* BEGIN Extracted material *

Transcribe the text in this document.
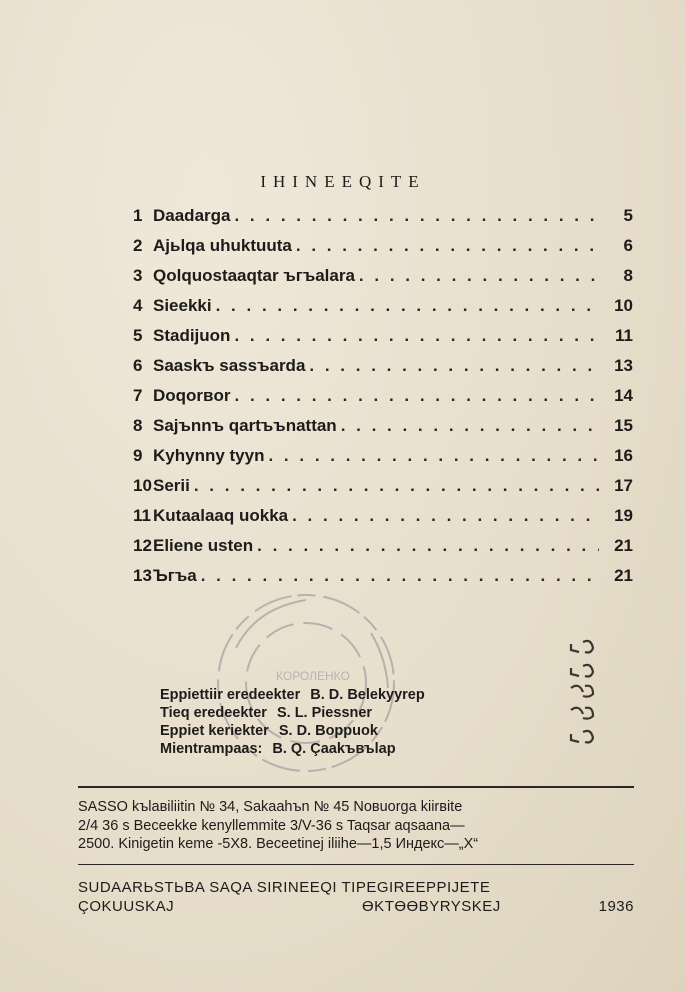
IHINEEQITE
1 Daadarga . . .	5
2 Ajьlqa uhuktuuta . . .	6
3 Qolquostaaqtar ъгъalara . . .	8
4 Sieekki . . .	10
5 Stadijuon . . .	11
6 Saaskъ sassъarda . . .	13
7 Doqorвor . . .	14
8 Sajъnnъ qartъъnattan . . .	15
9 Kyhynny tyyn . . .	16
10 Serii . . .	17
11 Kutaalaaq uokka . . .	19
12 Eliene usten . . .	21
13 Ъгъa . . .	21
КОРОЛЕНКО
Eppiettiir eredeekter B. D. Belekyyrep
Tieq eredeekter S. L. Piessner
Eppiet keriekter S. D. Boppuok
Mientrampaas: B. Q. Çaakъвъlap
SASSO kъlaвiliitin № 34, Sakaahъn № 45 Noвuorga kiirвite
2/4 36 s Вeceekke kenyllemmite 3/V-36 s Taqsar aqsaana—
2500. Kinigetin keme -5X8. Вeceetinej iliihe—1,5 Индекс—„Х“
SUDAARЬSTЬBA SAQA SIRINEEQI TIPEGIREEPPIJETE
ÇOKUUSKAJ	ӨKTӨӨВYRYSKEJ	1936
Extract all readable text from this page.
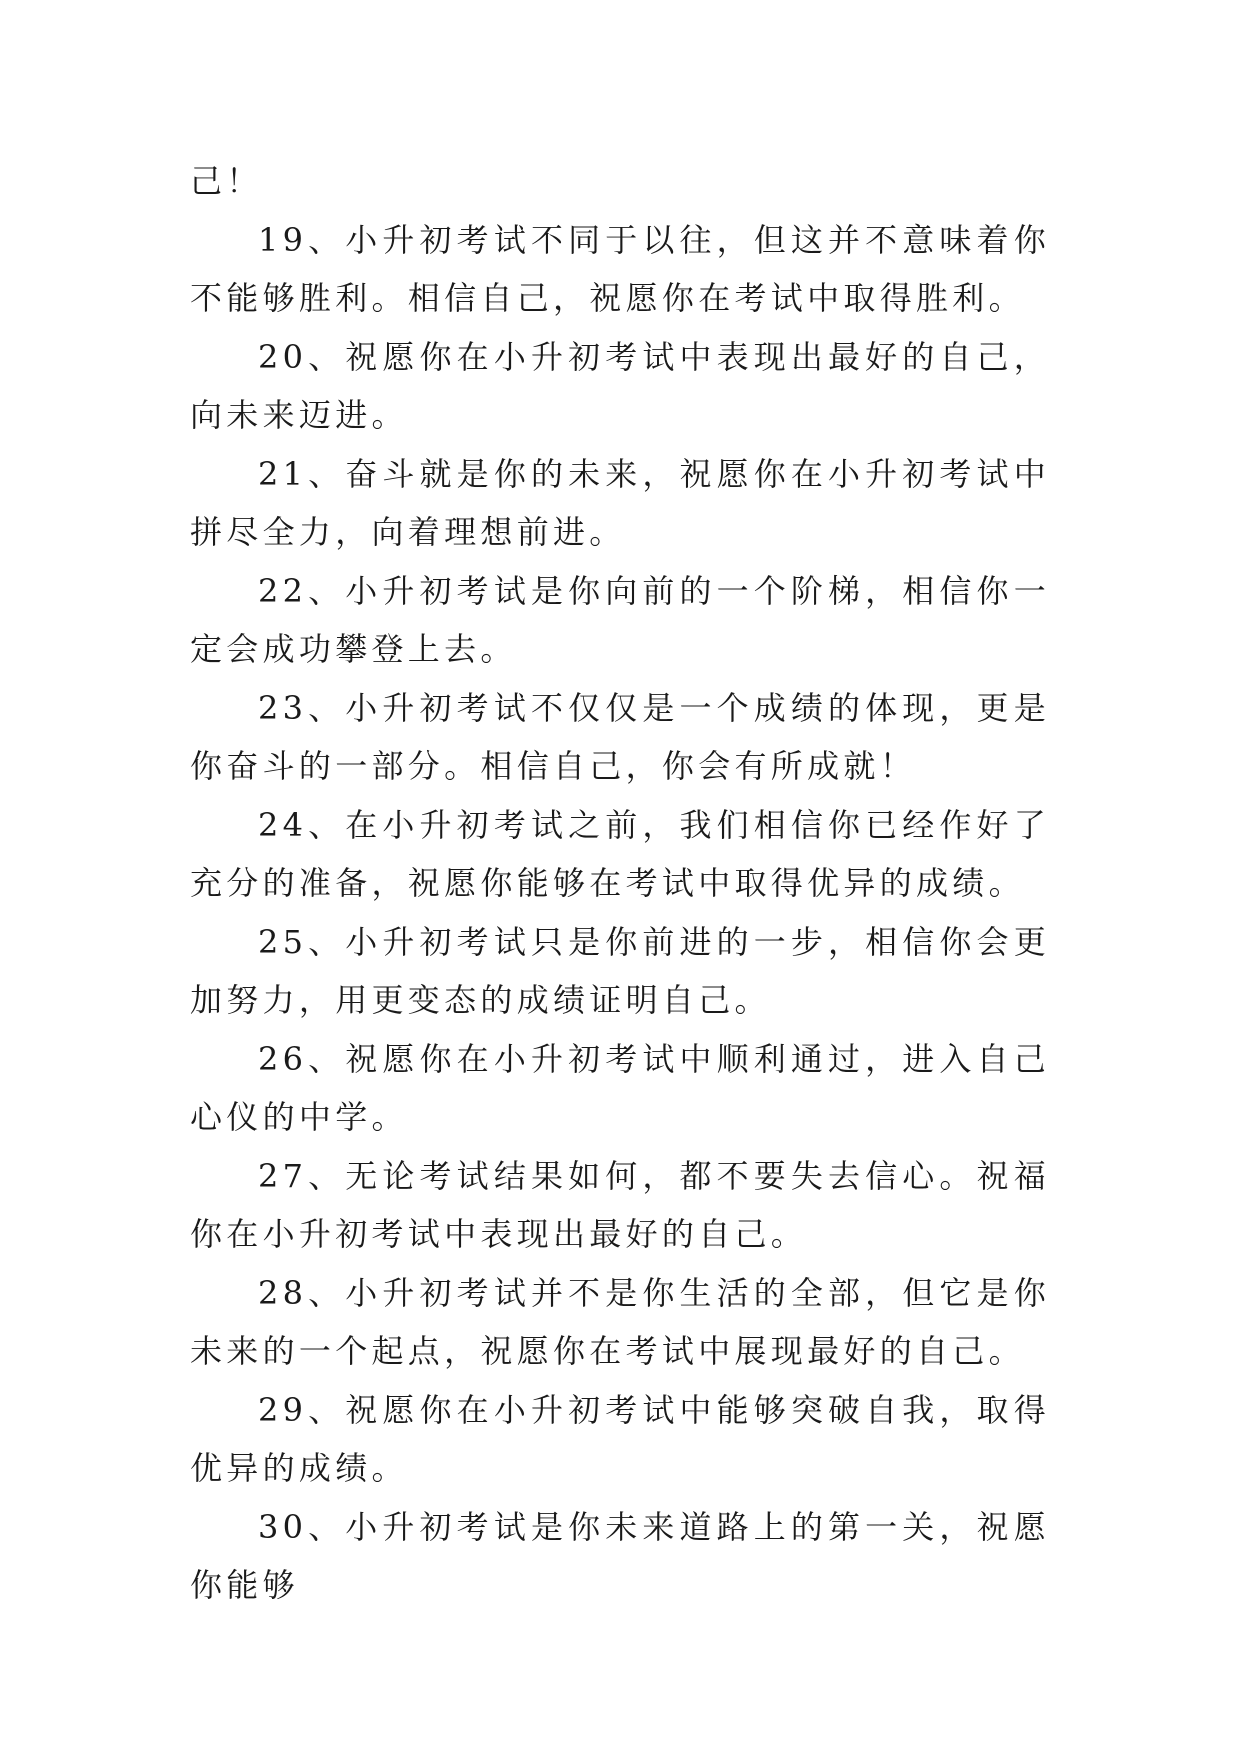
己！

19、小升初考试不同于以往，但这并不意味着你不能够胜利。相信自己，祝愿你在考试中取得胜利。

20、祝愿你在小升初考试中表现出最好的自己，向未来迈进。

21、奋斗就是你的未来，祝愿你在小升初考试中拼尽全力，向着理想前进。

22、小升初考试是你向前的一个阶梯，相信你一定会成功攀登上去。

23、小升初考试不仅仅是一个成绩的体现，更是你奋斗的一部分。相信自己，你会有所成就！

24、在小升初考试之前，我们相信你已经作好了充分的准备，祝愿你能够在考试中取得优异的成绩。

25、小升初考试只是你前进的一步，相信你会更加努力，用更变态的成绩证明自己。

26、祝愿你在小升初考试中顺利通过，进入自己心仪的中学。

27、无论考试结果如何，都不要失去信心。祝福你在小升初考试中表现出最好的自己。

28、小升初考试并不是你生活的全部，但它是你未来的一个起点，祝愿你在考试中展现最好的自己。

29、祝愿你在小升初考试中能够突破自我，取得优异的成绩。

30、小升初考试是你未来道路上的第一关，祝愿你能够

* END Extracted material *

## Task brief:
Pull out and copy each line containing the string "text".

## Task output:
Transcribe the text in this document.
Extract all readable text from this page.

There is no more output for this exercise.